EXERCISE INSTRUCTIONS
Look through the data below. Show each line where the string "this" occurs.

DATA TO USE
##############################
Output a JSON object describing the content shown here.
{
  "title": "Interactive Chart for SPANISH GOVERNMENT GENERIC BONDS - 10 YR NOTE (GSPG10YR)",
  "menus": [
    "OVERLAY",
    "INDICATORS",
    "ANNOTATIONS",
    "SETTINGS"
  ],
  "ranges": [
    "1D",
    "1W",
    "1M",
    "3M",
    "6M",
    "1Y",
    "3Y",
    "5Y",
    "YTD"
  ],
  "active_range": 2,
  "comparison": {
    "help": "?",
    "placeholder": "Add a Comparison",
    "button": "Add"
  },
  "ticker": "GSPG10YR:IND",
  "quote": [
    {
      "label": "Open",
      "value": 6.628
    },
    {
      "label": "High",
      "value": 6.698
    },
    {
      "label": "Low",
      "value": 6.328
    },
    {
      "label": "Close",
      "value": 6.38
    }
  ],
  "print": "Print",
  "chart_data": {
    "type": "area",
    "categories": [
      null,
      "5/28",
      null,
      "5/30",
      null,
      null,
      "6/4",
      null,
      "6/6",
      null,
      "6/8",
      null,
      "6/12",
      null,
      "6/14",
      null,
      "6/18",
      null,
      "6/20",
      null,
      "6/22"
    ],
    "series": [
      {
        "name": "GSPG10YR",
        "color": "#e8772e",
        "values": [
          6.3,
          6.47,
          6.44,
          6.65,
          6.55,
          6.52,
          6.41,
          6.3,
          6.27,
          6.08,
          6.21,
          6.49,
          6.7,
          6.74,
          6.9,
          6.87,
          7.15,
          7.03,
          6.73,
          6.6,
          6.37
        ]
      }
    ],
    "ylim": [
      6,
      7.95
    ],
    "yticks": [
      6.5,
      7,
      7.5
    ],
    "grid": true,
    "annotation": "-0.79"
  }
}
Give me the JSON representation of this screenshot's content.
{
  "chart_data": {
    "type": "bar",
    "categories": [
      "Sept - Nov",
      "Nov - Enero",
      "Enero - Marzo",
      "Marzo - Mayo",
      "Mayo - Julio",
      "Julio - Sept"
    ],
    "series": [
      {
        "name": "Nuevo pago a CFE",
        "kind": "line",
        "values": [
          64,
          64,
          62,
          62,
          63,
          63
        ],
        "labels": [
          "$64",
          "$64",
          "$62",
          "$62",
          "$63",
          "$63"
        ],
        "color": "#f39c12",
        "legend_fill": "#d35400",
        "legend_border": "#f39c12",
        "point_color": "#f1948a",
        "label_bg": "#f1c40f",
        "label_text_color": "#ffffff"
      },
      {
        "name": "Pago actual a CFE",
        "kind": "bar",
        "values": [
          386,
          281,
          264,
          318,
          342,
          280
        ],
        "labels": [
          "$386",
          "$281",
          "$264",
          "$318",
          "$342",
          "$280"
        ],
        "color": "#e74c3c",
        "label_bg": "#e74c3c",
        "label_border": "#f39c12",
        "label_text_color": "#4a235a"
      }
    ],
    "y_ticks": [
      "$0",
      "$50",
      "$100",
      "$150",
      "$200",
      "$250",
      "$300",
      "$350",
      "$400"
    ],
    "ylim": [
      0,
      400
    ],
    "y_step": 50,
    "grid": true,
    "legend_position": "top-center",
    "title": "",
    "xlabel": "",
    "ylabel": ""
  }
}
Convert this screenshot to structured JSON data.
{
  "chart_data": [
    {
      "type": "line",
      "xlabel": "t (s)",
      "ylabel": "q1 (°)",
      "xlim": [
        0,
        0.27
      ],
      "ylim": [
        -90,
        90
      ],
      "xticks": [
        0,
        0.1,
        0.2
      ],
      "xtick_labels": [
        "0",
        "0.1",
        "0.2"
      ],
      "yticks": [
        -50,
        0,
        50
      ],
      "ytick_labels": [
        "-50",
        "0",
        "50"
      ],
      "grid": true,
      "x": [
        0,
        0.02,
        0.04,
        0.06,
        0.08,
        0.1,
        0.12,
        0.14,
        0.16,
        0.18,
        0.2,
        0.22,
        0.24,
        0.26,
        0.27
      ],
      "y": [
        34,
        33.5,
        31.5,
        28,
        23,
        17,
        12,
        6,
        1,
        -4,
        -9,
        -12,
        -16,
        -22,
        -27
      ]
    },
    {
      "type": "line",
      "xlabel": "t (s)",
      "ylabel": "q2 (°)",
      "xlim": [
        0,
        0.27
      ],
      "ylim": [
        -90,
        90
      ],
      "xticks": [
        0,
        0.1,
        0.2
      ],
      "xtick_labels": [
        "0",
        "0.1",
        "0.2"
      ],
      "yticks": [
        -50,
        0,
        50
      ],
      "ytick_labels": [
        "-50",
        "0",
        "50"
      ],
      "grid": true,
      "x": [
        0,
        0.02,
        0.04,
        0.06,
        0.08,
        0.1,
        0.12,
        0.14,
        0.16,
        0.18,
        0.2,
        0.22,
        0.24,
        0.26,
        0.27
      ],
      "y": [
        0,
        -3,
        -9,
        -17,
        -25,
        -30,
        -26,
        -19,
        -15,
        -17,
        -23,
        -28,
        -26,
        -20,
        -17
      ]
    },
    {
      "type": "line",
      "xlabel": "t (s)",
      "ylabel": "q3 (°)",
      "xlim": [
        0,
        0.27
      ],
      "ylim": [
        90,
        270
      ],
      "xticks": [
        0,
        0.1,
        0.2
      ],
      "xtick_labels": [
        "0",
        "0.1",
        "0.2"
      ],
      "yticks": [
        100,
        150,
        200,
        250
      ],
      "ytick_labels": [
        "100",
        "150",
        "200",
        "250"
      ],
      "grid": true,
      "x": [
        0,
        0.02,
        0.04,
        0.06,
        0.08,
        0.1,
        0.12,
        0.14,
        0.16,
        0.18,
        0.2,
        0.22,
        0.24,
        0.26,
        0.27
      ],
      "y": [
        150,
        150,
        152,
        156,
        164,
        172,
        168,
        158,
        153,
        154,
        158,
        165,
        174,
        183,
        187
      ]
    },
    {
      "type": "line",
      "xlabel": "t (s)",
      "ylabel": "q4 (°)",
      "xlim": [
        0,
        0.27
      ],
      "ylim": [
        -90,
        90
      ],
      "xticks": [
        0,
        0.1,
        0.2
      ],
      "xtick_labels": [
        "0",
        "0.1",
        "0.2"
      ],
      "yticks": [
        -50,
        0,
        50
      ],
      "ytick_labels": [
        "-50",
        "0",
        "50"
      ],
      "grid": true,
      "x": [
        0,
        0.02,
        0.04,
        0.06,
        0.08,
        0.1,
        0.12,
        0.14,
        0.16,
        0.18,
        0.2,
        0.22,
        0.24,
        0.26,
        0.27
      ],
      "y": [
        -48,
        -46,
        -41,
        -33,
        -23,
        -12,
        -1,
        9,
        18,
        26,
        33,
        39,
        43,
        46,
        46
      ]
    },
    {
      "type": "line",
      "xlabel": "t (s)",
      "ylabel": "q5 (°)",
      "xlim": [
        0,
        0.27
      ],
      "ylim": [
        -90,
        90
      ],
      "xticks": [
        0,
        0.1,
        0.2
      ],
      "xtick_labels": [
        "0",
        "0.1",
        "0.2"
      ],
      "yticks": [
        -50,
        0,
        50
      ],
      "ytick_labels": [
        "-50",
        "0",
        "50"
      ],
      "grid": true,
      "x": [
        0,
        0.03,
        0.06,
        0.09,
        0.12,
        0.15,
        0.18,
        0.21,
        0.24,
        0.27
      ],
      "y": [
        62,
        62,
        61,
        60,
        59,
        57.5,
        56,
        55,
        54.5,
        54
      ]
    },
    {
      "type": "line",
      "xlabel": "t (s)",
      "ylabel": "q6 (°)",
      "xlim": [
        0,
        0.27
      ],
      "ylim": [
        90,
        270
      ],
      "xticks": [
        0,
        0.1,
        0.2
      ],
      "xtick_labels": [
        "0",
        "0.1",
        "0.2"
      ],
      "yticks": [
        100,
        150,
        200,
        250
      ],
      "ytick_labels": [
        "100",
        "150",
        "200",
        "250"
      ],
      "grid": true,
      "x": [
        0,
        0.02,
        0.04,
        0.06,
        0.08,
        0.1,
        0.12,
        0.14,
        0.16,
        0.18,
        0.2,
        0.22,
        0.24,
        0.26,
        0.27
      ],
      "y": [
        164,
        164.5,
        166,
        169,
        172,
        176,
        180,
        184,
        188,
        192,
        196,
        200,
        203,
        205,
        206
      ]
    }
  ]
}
##############################
THE ANSWER
Give me the JSON representation of this screenshot's content.
Convert this screenshot to structured JSON data.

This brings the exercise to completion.